◆ Exercise details: Repeat the data verbatim.

[Dataset items]
——————————

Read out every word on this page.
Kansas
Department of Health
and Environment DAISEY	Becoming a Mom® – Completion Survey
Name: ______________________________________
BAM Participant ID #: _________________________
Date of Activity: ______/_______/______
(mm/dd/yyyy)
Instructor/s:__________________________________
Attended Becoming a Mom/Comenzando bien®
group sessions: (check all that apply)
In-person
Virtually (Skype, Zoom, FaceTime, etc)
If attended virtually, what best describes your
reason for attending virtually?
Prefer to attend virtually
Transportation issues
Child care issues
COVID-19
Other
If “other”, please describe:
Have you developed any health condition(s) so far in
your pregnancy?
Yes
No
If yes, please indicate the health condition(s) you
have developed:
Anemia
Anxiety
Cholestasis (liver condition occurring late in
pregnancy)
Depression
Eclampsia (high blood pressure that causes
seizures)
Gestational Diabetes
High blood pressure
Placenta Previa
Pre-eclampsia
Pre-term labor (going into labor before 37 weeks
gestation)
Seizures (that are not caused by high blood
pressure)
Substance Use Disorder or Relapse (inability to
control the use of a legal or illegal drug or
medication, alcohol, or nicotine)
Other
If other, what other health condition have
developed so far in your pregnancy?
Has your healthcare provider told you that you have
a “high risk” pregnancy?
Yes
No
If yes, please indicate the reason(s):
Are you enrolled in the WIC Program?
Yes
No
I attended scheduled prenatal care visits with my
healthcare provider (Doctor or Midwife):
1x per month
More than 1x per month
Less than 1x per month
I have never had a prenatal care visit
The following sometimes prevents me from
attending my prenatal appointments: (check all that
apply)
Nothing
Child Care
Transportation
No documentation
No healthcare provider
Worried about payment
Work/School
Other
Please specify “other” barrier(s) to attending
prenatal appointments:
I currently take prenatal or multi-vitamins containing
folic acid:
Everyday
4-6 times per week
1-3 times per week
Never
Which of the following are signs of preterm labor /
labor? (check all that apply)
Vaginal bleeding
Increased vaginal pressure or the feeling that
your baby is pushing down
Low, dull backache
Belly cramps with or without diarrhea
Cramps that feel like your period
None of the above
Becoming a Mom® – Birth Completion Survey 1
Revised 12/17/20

——————————

◆ Answer below:
Read out every word on this page.
Kansas
Department of Health
and Environment DAISEY	Becoming a Mom® – Completion Survey
Name: ______________________________________
BAM Participant ID #: _________________________
Date of Activity: ______/_______/______
(mm/dd/yyyy)
Instructor/s:__________________________________
Attended Becoming a Mom/Comenzando bien®
group sessions: (check all that apply)
In-person
Virtually (Skype, Zoom, FaceTime, etc)
If attended virtually, what best describes your
reason for attending virtually?
Prefer to attend virtually
Transportation issues
Child care issues
COVID-19
Other
If “other”, please describe:
Have you developed any health condition(s) so far in
your pregnancy?
Yes
No
If yes, please indicate the health condition(s) you
have developed:
Anemia
Anxiety
Cholestasis (liver condition occurring late in
pregnancy)
Depression
Eclampsia (high blood pressure that causes
seizures)
Gestational Diabetes
High blood pressure
Placenta Previa
Pre-eclampsia
Pre-term labor (going into labor before 37 weeks
gestation)
Seizures (that are not caused by high blood
pressure)
Substance Use Disorder or Relapse (inability to
control the use of a legal or illegal drug or
medication, alcohol, or nicotine)
Other
If other, what other health condition have
developed so far in your pregnancy?
Has your healthcare provider told you that you have
a “high risk” pregnancy?
Yes
No
If yes, please indicate the reason(s):
Are you enrolled in the WIC Program?
Yes
No
I attended scheduled prenatal care visits with my
healthcare provider (Doctor or Midwife):
1x per month
More than 1x per month
Less than 1x per month
I have never had a prenatal care visit
The following sometimes prevents me from
attending my prenatal appointments: (check all that
apply)
Nothing
Child Care
Transportation
No documentation
No healthcare provider
Worried about payment
Work/School
Other
Please specify “other” barrier(s) to attending
prenatal appointments:
I currently take prenatal or multi-vitamins containing
folic acid:
Everyday
4-6 times per week
1-3 times per week
Never
Which of the following are signs of preterm labor /
labor? (check all that apply)
Vaginal bleeding
Increased vaginal pressure or the feeling that
your baby is pushing down
Low, dull backache
Belly cramps with or without diarrhea
Cramps that feel like your period
None of the above
Becoming a Mom® – Birth Completion Survey 1
Revised 12/17/20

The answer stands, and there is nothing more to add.